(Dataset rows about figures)

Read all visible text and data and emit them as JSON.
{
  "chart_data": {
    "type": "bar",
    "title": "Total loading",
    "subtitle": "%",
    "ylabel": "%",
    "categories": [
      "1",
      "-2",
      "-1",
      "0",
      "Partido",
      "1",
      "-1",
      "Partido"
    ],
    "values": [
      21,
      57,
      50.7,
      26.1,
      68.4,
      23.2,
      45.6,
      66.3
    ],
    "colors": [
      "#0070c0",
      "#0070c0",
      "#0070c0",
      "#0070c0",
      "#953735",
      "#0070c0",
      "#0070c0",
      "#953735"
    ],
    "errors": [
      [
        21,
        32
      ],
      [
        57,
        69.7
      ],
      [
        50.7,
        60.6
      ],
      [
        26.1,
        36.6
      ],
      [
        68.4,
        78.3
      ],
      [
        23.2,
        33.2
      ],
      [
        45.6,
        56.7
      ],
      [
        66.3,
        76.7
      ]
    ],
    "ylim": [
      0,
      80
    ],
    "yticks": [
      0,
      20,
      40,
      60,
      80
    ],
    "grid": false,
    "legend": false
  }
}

— What to do —
Each line of the material should be echoed exactly.

— Response —
Read all visible text and data and emit them as JSON.
{
  "chart_data": {
    "type": "bar",
    "title": "Total loading",
    "subtitle": "%",
    "ylabel": "%",
    "categories": [
      "1",
      "-2",
      "-1",
      "0",
      "Partido",
      "1",
      "-1",
      "Partido"
    ],
    "values": [
      21,
      57,
      50.7,
      26.1,
      68.4,
      23.2,
      45.6,
      66.3
    ],
    "colors": [
      "#0070c0",
      "#0070c0",
      "#0070c0",
      "#0070c0",
      "#953735",
      "#0070c0",
      "#0070c0",
      "#953735"
    ],
    "errors": [
      [
        21,
        32
      ],
      [
        57,
        69.7
      ],
      [
        50.7,
        60.6
      ],
      [
        26.1,
        36.6
      ],
      [
        68.4,
        78.3
      ],
      [
        23.2,
        33.2
      ],
      [
        45.6,
        56.7
      ],
      [
        66.3,
        76.7
      ]
    ],
    "ylim": [
      0,
      80
    ],
    "yticks": [
      0,
      20,
      40,
      60,
      80
    ],
    "grid": false,
    "legend": false
  }
}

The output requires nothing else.